(Excerpted data):
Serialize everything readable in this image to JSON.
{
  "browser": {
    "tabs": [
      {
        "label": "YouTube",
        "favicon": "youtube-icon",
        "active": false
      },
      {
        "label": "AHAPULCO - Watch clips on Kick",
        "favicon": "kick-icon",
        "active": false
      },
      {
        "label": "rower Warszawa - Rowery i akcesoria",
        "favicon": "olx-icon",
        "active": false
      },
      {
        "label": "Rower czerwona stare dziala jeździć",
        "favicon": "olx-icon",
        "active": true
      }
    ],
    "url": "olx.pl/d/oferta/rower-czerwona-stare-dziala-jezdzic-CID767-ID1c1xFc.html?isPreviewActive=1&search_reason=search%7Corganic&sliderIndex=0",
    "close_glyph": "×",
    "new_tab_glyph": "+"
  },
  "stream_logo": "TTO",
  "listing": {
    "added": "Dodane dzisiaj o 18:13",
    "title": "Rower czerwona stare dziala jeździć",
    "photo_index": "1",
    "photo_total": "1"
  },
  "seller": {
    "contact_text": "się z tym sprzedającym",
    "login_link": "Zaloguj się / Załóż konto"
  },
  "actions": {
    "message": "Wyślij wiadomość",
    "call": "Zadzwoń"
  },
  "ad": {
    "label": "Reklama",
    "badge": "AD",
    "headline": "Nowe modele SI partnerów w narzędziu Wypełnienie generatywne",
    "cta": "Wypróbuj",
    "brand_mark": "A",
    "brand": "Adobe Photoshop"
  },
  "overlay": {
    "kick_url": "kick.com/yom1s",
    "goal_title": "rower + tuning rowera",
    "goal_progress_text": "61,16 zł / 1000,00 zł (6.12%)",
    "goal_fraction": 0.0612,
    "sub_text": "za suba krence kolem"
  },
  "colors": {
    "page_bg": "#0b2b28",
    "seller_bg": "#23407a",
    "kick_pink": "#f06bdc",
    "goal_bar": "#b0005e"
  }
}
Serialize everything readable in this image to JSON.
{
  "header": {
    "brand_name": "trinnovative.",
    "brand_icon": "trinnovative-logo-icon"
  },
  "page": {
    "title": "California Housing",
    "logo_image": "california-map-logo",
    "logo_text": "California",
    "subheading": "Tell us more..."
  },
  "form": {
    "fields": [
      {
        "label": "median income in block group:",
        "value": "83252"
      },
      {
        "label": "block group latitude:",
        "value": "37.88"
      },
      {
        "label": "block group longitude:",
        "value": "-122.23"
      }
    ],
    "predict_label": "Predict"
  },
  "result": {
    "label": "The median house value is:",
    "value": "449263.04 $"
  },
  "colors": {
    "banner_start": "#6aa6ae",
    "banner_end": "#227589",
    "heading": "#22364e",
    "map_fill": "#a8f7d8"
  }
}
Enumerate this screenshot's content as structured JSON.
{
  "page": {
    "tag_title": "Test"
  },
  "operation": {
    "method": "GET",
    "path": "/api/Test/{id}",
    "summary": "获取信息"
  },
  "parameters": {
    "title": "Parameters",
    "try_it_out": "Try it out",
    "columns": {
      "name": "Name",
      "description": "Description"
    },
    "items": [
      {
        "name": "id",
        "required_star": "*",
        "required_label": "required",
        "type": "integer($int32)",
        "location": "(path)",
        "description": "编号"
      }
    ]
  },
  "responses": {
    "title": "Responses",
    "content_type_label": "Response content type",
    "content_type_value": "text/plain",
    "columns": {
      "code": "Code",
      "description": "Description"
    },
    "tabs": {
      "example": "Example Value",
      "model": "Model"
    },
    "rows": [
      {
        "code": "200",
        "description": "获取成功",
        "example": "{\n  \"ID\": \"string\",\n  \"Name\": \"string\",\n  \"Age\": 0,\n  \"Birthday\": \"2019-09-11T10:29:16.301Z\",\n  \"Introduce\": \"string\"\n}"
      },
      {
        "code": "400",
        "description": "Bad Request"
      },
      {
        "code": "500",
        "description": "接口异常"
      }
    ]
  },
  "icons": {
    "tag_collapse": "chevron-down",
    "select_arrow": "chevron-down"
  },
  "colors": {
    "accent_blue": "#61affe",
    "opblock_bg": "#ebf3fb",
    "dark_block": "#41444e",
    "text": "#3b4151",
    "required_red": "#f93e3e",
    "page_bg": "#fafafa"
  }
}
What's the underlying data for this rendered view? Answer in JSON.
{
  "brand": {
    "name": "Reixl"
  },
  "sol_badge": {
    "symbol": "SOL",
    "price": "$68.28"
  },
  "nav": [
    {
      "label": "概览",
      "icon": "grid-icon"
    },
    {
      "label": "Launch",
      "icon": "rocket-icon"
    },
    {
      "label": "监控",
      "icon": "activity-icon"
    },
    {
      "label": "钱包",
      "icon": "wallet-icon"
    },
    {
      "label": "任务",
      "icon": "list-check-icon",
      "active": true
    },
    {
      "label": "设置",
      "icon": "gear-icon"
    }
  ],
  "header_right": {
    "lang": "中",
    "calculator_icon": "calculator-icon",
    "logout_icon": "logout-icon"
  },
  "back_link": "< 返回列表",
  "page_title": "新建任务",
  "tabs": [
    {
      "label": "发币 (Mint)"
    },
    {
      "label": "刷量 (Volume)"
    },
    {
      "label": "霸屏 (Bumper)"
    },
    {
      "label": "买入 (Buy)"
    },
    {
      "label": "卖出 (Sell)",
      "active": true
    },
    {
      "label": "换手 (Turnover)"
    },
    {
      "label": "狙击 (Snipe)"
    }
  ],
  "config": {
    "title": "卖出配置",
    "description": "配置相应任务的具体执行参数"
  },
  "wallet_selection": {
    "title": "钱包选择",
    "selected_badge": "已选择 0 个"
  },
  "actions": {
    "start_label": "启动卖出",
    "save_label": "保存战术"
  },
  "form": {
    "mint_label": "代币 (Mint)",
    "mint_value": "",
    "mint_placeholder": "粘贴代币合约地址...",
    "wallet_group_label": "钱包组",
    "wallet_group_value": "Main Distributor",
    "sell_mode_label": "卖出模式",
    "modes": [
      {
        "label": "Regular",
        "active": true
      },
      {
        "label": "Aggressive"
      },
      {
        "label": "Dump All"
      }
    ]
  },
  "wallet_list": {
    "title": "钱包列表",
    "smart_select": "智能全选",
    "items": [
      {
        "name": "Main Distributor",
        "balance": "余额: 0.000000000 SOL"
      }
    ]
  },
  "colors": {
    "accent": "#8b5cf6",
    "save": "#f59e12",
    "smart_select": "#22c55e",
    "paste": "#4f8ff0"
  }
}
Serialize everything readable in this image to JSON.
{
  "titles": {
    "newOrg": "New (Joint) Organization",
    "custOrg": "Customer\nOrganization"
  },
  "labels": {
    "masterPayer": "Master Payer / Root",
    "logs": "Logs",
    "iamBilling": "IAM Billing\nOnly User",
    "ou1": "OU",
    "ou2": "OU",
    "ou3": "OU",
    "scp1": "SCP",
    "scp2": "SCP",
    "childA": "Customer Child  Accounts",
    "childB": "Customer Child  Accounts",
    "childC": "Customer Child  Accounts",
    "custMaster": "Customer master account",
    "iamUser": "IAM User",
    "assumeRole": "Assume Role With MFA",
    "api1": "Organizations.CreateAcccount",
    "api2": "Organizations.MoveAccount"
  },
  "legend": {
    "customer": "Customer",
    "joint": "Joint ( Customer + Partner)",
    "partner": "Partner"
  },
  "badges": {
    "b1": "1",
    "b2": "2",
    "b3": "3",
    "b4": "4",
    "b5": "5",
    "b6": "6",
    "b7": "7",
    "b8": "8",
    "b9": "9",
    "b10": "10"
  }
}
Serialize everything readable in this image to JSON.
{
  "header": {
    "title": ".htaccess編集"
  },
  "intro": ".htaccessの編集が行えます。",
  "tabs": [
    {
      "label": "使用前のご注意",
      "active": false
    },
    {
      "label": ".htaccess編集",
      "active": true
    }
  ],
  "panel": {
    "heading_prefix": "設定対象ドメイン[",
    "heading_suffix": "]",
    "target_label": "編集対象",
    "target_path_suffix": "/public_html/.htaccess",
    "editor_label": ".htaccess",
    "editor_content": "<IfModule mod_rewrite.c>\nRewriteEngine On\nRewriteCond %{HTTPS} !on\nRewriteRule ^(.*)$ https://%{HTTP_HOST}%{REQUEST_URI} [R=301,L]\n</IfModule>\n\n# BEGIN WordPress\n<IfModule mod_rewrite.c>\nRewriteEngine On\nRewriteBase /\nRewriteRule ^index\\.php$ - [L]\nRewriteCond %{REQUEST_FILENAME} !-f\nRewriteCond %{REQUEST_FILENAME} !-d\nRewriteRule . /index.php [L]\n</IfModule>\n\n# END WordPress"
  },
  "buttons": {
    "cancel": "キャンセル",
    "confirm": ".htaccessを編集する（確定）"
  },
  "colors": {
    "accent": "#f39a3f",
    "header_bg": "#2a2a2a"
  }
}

(Set problem): Pick out and copy the lines of the entries that hold the string "Accounts".

(Solution for this problem):
    "childA": "Customer Child  Accounts",
    "childB": "Customer Child  Accounts",
    "childC": "Customer Child  Accounts",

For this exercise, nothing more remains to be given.